> **Lesetext**:
Gegen Ende des 19. Jahrhunderts rückte der populär gewordene Hesselberg auch als Schauplatz gesellschaftlich-politischer Manifestationen in den Blickwinkel der Öffentlichkeit. Den Anfang machten nach dem Deutsch-Französischen Krieg von 1870/71 die örtlichen Krieger- und Soldatenvereine, die regelmäßig den sog. Sedantag auf dem Hesselberg feierten; am 2. September 1913 war der Berg anlässlich des 100. Jahrestages der Völkerschlacht bei Leipzig Schauplatz einer vaterländischen Jahrhundertfeier mit Feldgottesdienst und Huldigungsakt am Hesselbergdenkmal.
Weimarer Republik
Die Tradition der sog. Sedantage brach mit dem Ersten Weltkrieg ab. An ihre Stelle trat nun eine Reihe verschiedener gesellschaftlicher, kultureller und zunehmend auch politischer Veranstaltungen wie Sängertage oder Turnerfeste, die den hohen Identifikationswert des Berges unter Beweis stellen. Viel zur steigenden Popularität des Berges trug der in jenen Jahren florierende und 1925 neu errichtete Gasthof "Holzöderhaus" auf dem Berggipfel bei. Gegen Ende der 1920er Jahre erlangte der Berg außerdem Bekanntheit als Startplatz für Segelflugzeuge. Die ideellen Zielrichtungen der hier abgehaltenen Massenversammlungen (Vaterländischer Tag 1923, Großkundgebung des Landbundes der klein- und mittelständischen Bauern 1927 und Schwedentag 1932) geben einen guten Eindruck von der gesellschaftlich-mentalen Grunddisposition der westmittelfränkischen Bevölkerung. Die dabei stattfindende nationalistische Mobilisierung, die über Parteigrenzen hinausging und im protestantischen Franken jener Jahre zum politischen Alltag gehörte, trug Züge der Ideologie der Volksgemeinschaft, die man in Deutschland im Ersten Weltkrieg kennen gelernt hatte und die sich nun als politisches Schlagwort von hoher Suggestivkraft einprägte. Während die Nationalsozialistische Deutsche Arbeiterpartei (NSDAP) in weiten Teilen des Deutschen Reiches noch unbekannt war, entfaltete sie in diesem Teil Frankens unter dem Einfluß des späteren Gauleiters von Franken Julius Streicher (1885-1946) bereits eine rege Aktivität, hatte sich aber noch nicht als führende und einigende Kraft der politischen Rechten durchgesetzt.

[Extrahiertes Material]
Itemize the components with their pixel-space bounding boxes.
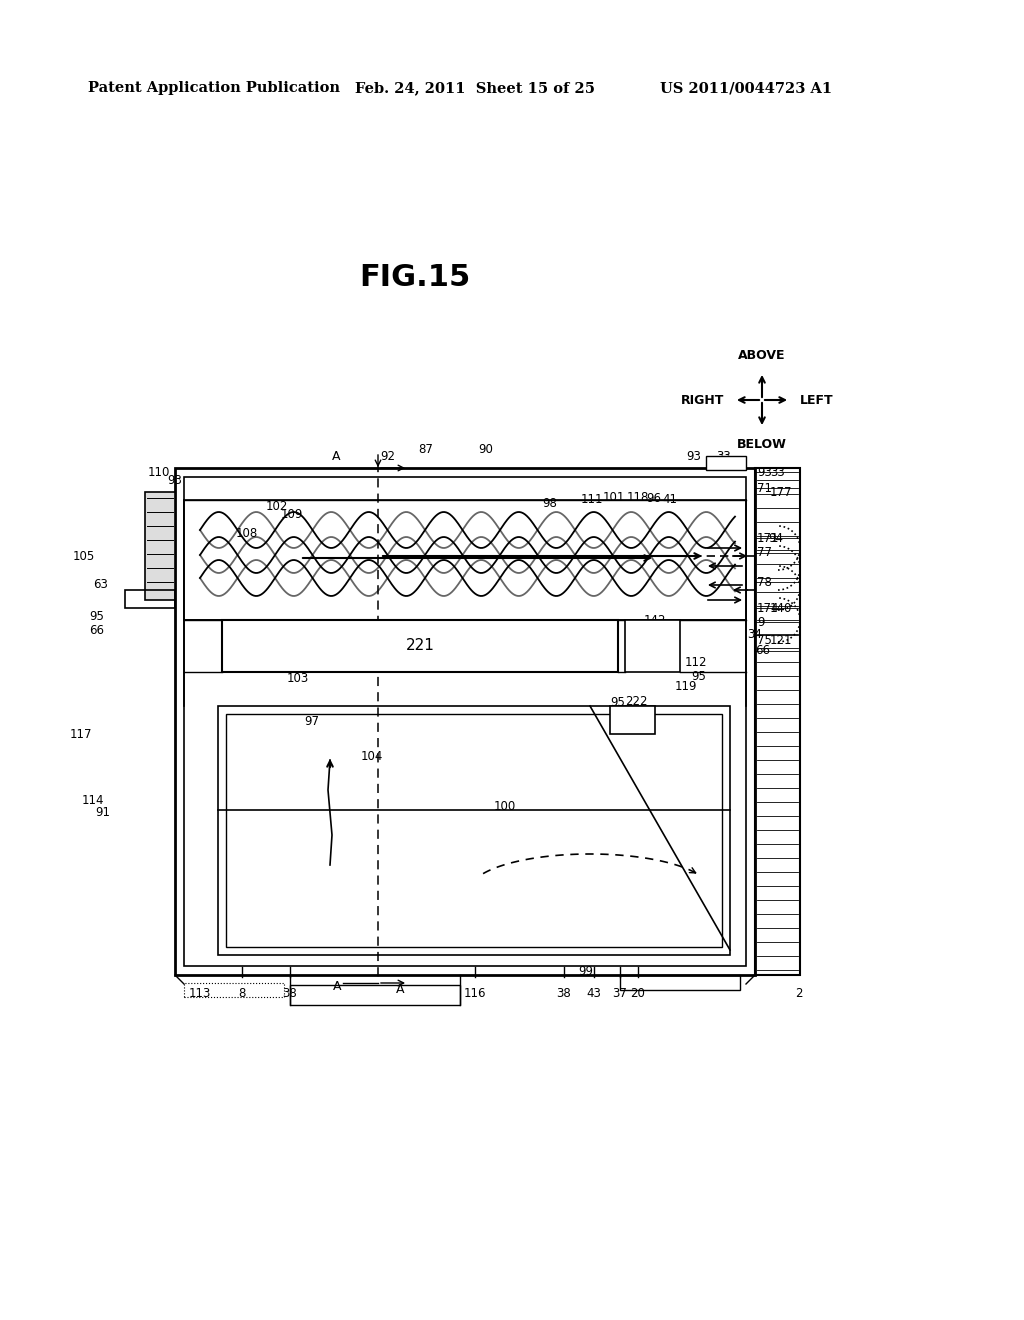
Text: 33: 33 [716,450,731,463]
Bar [218,706,730,954]
Text: 90: 90 [478,444,493,455]
Text: 87: 87 [418,444,433,455]
Text: 91: 91 [95,805,110,818]
Text: 63: 63 [93,578,108,590]
Text: 77: 77 [757,546,772,560]
Text: 112: 112 [685,656,708,669]
Text: 119: 119 [675,680,697,693]
Text: 95: 95 [610,697,625,710]
Text: A: A [332,450,340,463]
Text: 117: 117 [70,729,92,742]
Text: 100: 100 [494,800,516,813]
Text: 174: 174 [757,602,779,615]
Text: 66: 66 [89,623,104,636]
Text: 142: 142 [643,614,666,627]
Bar [755,469,800,975]
Text: 37: 37 [612,987,628,1001]
Text: 41: 41 [663,492,678,506]
Text: 98: 98 [543,498,557,510]
Bar [184,983,284,997]
Text: 222: 222 [625,696,647,708]
Text: 105: 105 [73,549,95,562]
Bar [226,714,722,946]
Text: 114: 114 [82,793,104,807]
Text: 66: 66 [755,644,770,657]
Text: 71: 71 [757,482,772,495]
Text: 38: 38 [557,987,571,1001]
Text: 75: 75 [757,635,772,648]
Text: 33: 33 [770,466,784,479]
Text: 104: 104 [360,750,383,763]
Text: 113: 113 [188,987,211,1001]
Text: LEFT: LEFT [800,393,834,407]
Text: 38: 38 [283,987,297,1001]
Text: 2: 2 [795,987,803,1001]
Text: 96: 96 [646,492,662,506]
Text: 103: 103 [287,672,309,685]
Text: 108: 108 [236,527,258,540]
Text: 93: 93 [167,474,182,487]
Bar [125,590,175,609]
Text: 8: 8 [239,987,246,1001]
Text: RIGHT: RIGHT [681,393,724,407]
Text: 140: 140 [770,602,793,615]
Text: ABOVE: ABOVE [738,348,785,362]
Text: 9: 9 [757,615,765,628]
Bar [184,477,746,966]
Bar [610,706,655,734]
Bar [175,469,755,975]
Text: 97: 97 [304,715,319,729]
Text: FIG.15: FIG.15 [359,264,471,293]
Text: 118: 118 [627,491,649,504]
Bar [222,620,618,672]
Bar [706,455,746,470]
Text: 94: 94 [768,532,783,544]
Text: 95: 95 [89,610,104,623]
Text: 116: 116 [464,987,486,1001]
Text: 78: 78 [757,576,772,589]
Text: Patent Application Publication: Patent Application Publication [88,81,340,95]
Text: A: A [395,983,404,997]
Text: 111: 111 [581,492,603,506]
Text: 20: 20 [631,987,645,1001]
Text: A: A [333,979,341,993]
Bar [184,500,746,620]
Text: BELOW: BELOW [737,438,786,451]
Text: 43: 43 [587,987,601,1001]
Text: 93: 93 [757,466,772,479]
Bar [145,492,175,601]
Text: 221: 221 [406,639,434,653]
Text: 101: 101 [603,491,626,504]
Bar [625,620,680,672]
Text: 102: 102 [266,500,288,513]
Text: 121: 121 [770,635,793,648]
Text: 109: 109 [281,508,303,521]
Text: 99: 99 [579,965,594,978]
Text: 177: 177 [770,486,793,499]
Bar [290,985,460,1005]
Bar [620,975,740,990]
Text: 95: 95 [691,669,706,682]
Text: 171: 171 [757,532,779,544]
Text: 110: 110 [147,466,170,479]
Text: 92: 92 [380,450,395,463]
Text: 93: 93 [686,450,701,463]
Text: Feb. 24, 2011  Sheet 15 of 25: Feb. 24, 2011 Sheet 15 of 25 [355,81,595,95]
Text: 34: 34 [746,628,762,642]
Text: US 2011/0044723 A1: US 2011/0044723 A1 [660,81,833,95]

> **Aufgaben**:
(A) In welchem Jahr wurde laut dem Text über den Hesselberg der Gasthof „Holzöderhaus“ auf dem Berggipfel neu errichtet?
(B) Gib aus dem Text über den Hesselberg den Abschnitt wieder, der mit den Worten „Gegen Ende des“ beginnt und mit „Huldigungsakt am Hesselbergdenkmal.“ endet, und ersetze dabei „Feldgottesdienst“ durch „Festgottesdienst“.

> **Lösungen**:
(A) 1925

(B)
Gegen Ende des 19. Jahrhunderts rückte der populär gewordene Hesselberg auch als Schauplatz gesellschaftlich-politischer Manifestationen in den Blickwinkel der Öffentlichkeit. Den Anfang machten nach dem Deutsch-Französischen Krieg von 1870/71 die örtlichen Krieger- und Soldatenvereine, die regelmäßig den sog. Sedantag auf dem Hesselberg feierten; am 2. September 1913 war der Berg anlässlich des 100. Jahrestages der Völkerschlacht bei Leipzig Schauplatz einer vaterländischen Jahrhundertfeier mit Festgottesdienst und Huldigungsakt am Hesselbergdenkmal.